* Start *

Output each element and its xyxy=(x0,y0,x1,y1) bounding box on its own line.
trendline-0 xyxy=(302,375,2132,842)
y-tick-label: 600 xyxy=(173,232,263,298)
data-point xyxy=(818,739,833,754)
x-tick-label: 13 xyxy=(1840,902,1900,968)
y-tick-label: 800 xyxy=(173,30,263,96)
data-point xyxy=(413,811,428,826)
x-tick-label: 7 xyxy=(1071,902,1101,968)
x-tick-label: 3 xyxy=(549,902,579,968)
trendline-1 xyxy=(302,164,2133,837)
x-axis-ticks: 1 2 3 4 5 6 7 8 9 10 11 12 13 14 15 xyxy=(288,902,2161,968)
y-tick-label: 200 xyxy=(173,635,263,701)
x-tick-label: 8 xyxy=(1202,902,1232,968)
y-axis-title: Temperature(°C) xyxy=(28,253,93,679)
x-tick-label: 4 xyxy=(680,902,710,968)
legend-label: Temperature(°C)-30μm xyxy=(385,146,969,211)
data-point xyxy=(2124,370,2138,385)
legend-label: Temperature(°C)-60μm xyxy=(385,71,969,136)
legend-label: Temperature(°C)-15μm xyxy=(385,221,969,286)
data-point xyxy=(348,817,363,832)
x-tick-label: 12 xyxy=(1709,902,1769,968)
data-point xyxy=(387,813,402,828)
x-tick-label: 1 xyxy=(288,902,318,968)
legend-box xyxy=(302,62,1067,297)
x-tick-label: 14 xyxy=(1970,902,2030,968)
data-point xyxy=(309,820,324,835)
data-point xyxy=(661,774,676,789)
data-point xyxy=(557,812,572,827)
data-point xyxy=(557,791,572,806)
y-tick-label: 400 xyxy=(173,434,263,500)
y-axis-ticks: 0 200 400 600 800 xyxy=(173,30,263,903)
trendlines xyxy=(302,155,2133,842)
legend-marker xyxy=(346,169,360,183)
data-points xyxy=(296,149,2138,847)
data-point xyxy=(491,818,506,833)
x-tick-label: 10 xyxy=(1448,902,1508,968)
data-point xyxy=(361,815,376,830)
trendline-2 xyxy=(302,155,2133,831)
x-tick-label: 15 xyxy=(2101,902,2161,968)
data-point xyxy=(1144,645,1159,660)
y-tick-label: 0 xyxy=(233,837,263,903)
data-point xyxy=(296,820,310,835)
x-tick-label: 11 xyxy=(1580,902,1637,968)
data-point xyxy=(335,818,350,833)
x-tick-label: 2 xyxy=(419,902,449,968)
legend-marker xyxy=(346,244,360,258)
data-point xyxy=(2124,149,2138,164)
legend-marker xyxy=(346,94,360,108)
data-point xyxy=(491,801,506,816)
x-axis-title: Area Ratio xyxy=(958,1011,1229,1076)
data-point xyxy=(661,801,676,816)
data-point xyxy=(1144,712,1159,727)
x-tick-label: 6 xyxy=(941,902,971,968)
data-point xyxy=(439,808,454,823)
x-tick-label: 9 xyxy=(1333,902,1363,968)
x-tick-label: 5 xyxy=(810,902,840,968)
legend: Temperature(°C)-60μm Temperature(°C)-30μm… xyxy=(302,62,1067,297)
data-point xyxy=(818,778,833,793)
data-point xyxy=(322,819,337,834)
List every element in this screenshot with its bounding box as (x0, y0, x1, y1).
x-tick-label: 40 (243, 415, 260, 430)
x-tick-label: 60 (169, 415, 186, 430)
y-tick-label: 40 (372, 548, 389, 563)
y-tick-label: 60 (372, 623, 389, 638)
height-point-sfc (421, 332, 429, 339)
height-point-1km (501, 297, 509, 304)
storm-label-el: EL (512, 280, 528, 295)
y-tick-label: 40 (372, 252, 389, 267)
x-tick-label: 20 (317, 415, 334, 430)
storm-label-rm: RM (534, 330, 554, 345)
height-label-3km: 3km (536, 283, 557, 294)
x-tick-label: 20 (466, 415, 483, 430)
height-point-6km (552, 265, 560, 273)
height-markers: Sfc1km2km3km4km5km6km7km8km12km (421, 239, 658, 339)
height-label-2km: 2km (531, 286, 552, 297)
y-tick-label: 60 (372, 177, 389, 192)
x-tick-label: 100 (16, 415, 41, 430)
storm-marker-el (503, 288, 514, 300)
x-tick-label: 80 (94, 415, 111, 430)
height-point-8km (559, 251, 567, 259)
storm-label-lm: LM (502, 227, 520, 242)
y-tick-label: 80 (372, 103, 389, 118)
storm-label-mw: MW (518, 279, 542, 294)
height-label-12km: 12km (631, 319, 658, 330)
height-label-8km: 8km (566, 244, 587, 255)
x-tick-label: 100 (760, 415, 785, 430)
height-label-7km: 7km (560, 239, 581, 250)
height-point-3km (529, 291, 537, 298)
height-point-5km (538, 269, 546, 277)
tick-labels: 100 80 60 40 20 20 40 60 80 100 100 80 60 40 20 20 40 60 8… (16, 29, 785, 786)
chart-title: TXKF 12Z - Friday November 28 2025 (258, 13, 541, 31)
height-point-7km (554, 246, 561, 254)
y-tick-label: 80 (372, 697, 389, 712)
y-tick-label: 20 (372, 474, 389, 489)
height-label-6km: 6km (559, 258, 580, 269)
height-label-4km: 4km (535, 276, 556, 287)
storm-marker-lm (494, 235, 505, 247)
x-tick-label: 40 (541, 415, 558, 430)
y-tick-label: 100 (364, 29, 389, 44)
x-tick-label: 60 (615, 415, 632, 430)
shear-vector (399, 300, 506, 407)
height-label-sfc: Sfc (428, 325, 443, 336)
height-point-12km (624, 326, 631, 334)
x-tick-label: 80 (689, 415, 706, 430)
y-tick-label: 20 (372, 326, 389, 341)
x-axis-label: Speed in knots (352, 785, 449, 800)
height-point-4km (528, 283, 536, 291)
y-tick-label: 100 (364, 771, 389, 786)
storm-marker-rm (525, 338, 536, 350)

* End *

**Job**
Copy the full listing above line for line, with no changes.

**Response to the task**
Output each element and its xyxy=(x0,y0,x1,y1) bounding box on its own line.
trendline-0 xyxy=(302,375,2132,842)
y-tick-label: 600 xyxy=(173,232,263,298)
data-point xyxy=(818,739,833,754)
x-tick-label: 13 xyxy=(1840,902,1900,968)
y-tick-label: 800 xyxy=(173,30,263,96)
data-point xyxy=(413,811,428,826)
x-tick-label: 7 xyxy=(1071,902,1101,968)
x-tick-label: 3 xyxy=(549,902,579,968)
trendline-1 xyxy=(302,164,2133,837)
x-axis-ticks: 1 2 3 4 5 6 7 8 9 10 11 12 13 14 15 xyxy=(288,902,2161,968)
y-tick-label: 200 xyxy=(173,635,263,701)
x-tick-label: 8 xyxy=(1202,902,1232,968)
y-axis-title: Temperature(°C) xyxy=(28,253,93,679)
x-tick-label: 4 xyxy=(680,902,710,968)
legend-label: Temperature(°C)-30μm xyxy=(385,146,969,211)
data-point xyxy=(2124,370,2138,385)
legend-label: Temperature(°C)-60μm xyxy=(385,71,969,136)
legend-label: Temperature(°C)-15μm xyxy=(385,221,969,286)
data-point xyxy=(348,817,363,832)
x-tick-label: 12 xyxy=(1709,902,1769,968)
data-point xyxy=(387,813,402,828)
x-tick-label: 1 xyxy=(288,902,318,968)
legend-box xyxy=(302,62,1067,297)
x-tick-label: 14 xyxy=(1970,902,2030,968)
data-point xyxy=(309,820,324,835)
data-point xyxy=(661,774,676,789)
data-point xyxy=(557,812,572,827)
data-point xyxy=(557,791,572,806)
y-tick-label: 400 xyxy=(173,434,263,500)
y-axis-ticks: 0 200 400 600 800 xyxy=(173,30,263,903)
trendlines xyxy=(302,155,2133,842)
legend-marker xyxy=(346,169,360,183)
data-points xyxy=(296,149,2138,847)
data-point xyxy=(491,818,506,833)
x-tick-label: 10 xyxy=(1448,902,1508,968)
data-point xyxy=(361,815,376,830)
trendline-2 xyxy=(302,155,2133,831)
x-tick-label: 15 xyxy=(2101,902,2161,968)
data-point xyxy=(1144,645,1159,660)
y-tick-label: 0 xyxy=(233,837,263,903)
data-point xyxy=(296,820,310,835)
x-tick-label: 11 xyxy=(1580,902,1637,968)
data-point xyxy=(335,818,350,833)
x-tick-label: 2 xyxy=(419,902,449,968)
legend-marker xyxy=(346,244,360,258)
data-point xyxy=(2124,149,2138,164)
legend-marker xyxy=(346,94,360,108)
data-point xyxy=(491,801,506,816)
x-axis-title: Area Ratio xyxy=(958,1011,1229,1076)
data-point xyxy=(661,801,676,816)
data-point xyxy=(1144,712,1159,727)
x-tick-label: 6 xyxy=(941,902,971,968)
data-point xyxy=(439,808,454,823)
x-tick-label: 9 xyxy=(1333,902,1363,968)
x-tick-label: 5 xyxy=(810,902,840,968)
legend: Temperature(°C)-60μm Temperature(°C)-30μm… xyxy=(302,62,1067,297)
data-point xyxy=(818,778,833,793)
data-point xyxy=(322,819,337,834)
List every element in this screenshot with its bounding box as (x0, y0, x1, y1).
x-tick-label: 40 (243, 415, 260, 430)
x-tick-label: 60 (169, 415, 186, 430)
y-tick-label: 40 (372, 548, 389, 563)
y-tick-label: 60 (372, 623, 389, 638)
height-point-sfc (421, 332, 429, 339)
height-point-1km (501, 297, 509, 304)
storm-label-el: EL (512, 280, 528, 295)
y-tick-label: 40 (372, 252, 389, 267)
x-tick-label: 20 (317, 415, 334, 430)
storm-label-rm: RM (534, 330, 554, 345)
height-label-3km: 3km (536, 283, 557, 294)
x-tick-label: 20 (466, 415, 483, 430)
height-point-6km (552, 265, 560, 273)
height-markers: Sfc1km2km3km4km5km6km7km8km12km (421, 239, 658, 339)
height-label-2km: 2km (531, 286, 552, 297)
y-tick-label: 60 (372, 177, 389, 192)
x-tick-label: 100 (16, 415, 41, 430)
storm-marker-el (503, 288, 514, 300)
x-tick-label: 80 (94, 415, 111, 430)
height-point-8km (559, 251, 567, 259)
storm-label-lm: LM (502, 227, 520, 242)
y-tick-label: 80 (372, 103, 389, 118)
storm-label-mw: MW (518, 279, 542, 294)
height-label-12km: 12km (631, 319, 658, 330)
height-label-8km: 8km (566, 244, 587, 255)
x-tick-label: 100 (760, 415, 785, 430)
height-label-7km: 7km (560, 239, 581, 250)
height-point-3km (529, 291, 537, 298)
height-point-5km (538, 269, 546, 277)
tick-labels: 100 80 60 40 20 20 40 60 80 100 100 80 60 40 20 20 40 60 8… (16, 29, 785, 786)
chart-title: TXKF 12Z - Friday November 28 2025 (258, 13, 541, 31)
height-point-7km (554, 246, 561, 254)
y-tick-label: 80 (372, 697, 389, 712)
y-tick-label: 20 (372, 474, 389, 489)
height-label-6km: 6km (559, 258, 580, 269)
height-label-4km: 4km (535, 276, 556, 287)
storm-marker-lm (494, 235, 505, 247)
x-tick-label: 40 (541, 415, 558, 430)
y-tick-label: 100 (364, 29, 389, 44)
x-tick-label: 60 (615, 415, 632, 430)
shear-vector (399, 300, 506, 407)
height-label-sfc: Sfc (428, 325, 443, 336)
height-point-12km (624, 326, 631, 334)
x-tick-label: 80 (689, 415, 706, 430)
y-tick-label: 20 (372, 326, 389, 341)
x-axis-label: Speed in knots (352, 785, 449, 800)
height-point-4km (528, 283, 536, 291)
y-tick-label: 100 (364, 771, 389, 786)
storm-marker-rm (525, 338, 536, 350)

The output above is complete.